Requirements: Transcribe all the entries word for word, skipping the pictures.

Task material:

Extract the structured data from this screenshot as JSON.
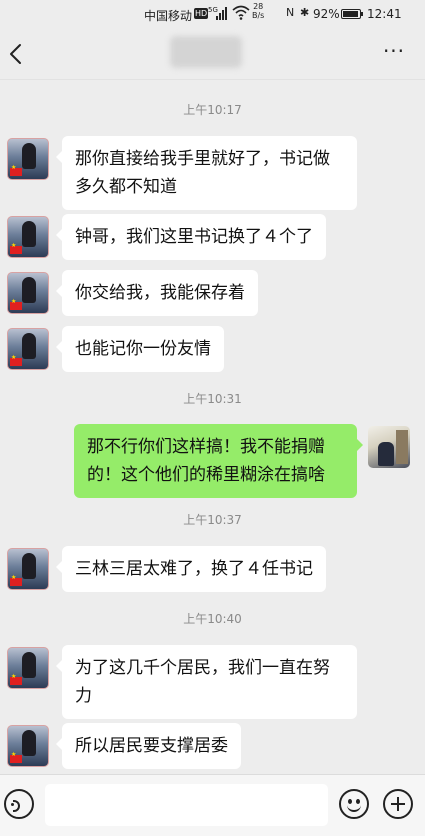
{
  "status_bar": {
    "carrier": "中国移动",
    "hd_badge": "HD",
    "network": "5G",
    "speed_value": "28",
    "speed_unit": "B/s",
    "nfc": "N",
    "bluetooth": "✱",
    "battery_text": "92%",
    "battery_level": 0.92,
    "time": "12:41"
  },
  "nav": {
    "back_icon": "chevron-left-icon",
    "more_icon": "more-dots-icon",
    "more_label": "···"
  },
  "timestamps": [
    "上午10:17",
    "上午10:31",
    "上午10:37",
    "上午10:40"
  ],
  "messages": [
    {
      "sender": "other",
      "text": "那你直接给我手里就好了，书记做多久都不知道"
    },
    {
      "sender": "other",
      "text": "钟哥，我们这里书记换了４个了"
    },
    {
      "sender": "other",
      "text": "你交给我，我能保存着"
    },
    {
      "sender": "other",
      "text": "也能记你一份友情"
    },
    {
      "sender": "me",
      "text": "那不行你们这样搞！我不能捐赠的！这个他们的稀里糊涂在搞啥"
    },
    {
      "sender": "other",
      "text": "三林三居太难了，换了４任书记"
    },
    {
      "sender": "other",
      "text": "为了这几千个居民，我们一直在努力"
    },
    {
      "sender": "other",
      "text": "所以居民要支撑居委"
    }
  ],
  "input_bar": {
    "voice_icon": "voice-icon",
    "input_value": "",
    "emoji_icon": "emoji-icon",
    "plus_icon": "plus-icon"
  },
  "colors": {
    "background": "#ededed",
    "bubble_in": "#ffffff",
    "bubble_out": "#95ec69"
  }
}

Finished exercise:
Extract the structured data from this screenshot as JSON.
{
  "status_bar": {
    "carrier": "中国移动",
    "hd_badge": "HD",
    "network": "5G",
    "speed_value": "28",
    "speed_unit": "B/s",
    "nfc": "N",
    "bluetooth": "✱",
    "battery_text": "92%",
    "battery_level": 0.92,
    "time": "12:41"
  },
  "nav": {
    "back_icon": "chevron-left-icon",
    "more_icon": "more-dots-icon",
    "more_label": "···"
  },
  "timestamps": [
    "上午10:17",
    "上午10:31",
    "上午10:37",
    "上午10:40"
  ],
  "messages": [
    {
      "sender": "other",
      "text": "那你直接给我手里就好了，书记做多久都不知道"
    },
    {
      "sender": "other",
      "text": "钟哥，我们这里书记换了４个了"
    },
    {
      "sender": "other",
      "text": "你交给我，我能保存着"
    },
    {
      "sender": "other",
      "text": "也能记你一份友情"
    },
    {
      "sender": "me",
      "text": "那不行你们这样搞！我不能捐赠的！这个他们的稀里糊涂在搞啥"
    },
    {
      "sender": "other",
      "text": "三林三居太难了，换了４任书记"
    },
    {
      "sender": "other",
      "text": "为了这几千个居民，我们一直在努力"
    },
    {
      "sender": "other",
      "text": "所以居民要支撑居委"
    }
  ],
  "input_bar": {
    "voice_icon": "voice-icon",
    "input_value": "",
    "emoji_icon": "emoji-icon",
    "plus_icon": "plus-icon"
  },
  "colors": {
    "background": "#ededed",
    "bubble_in": "#ffffff",
    "bubble_out": "#95ec69"
  }
}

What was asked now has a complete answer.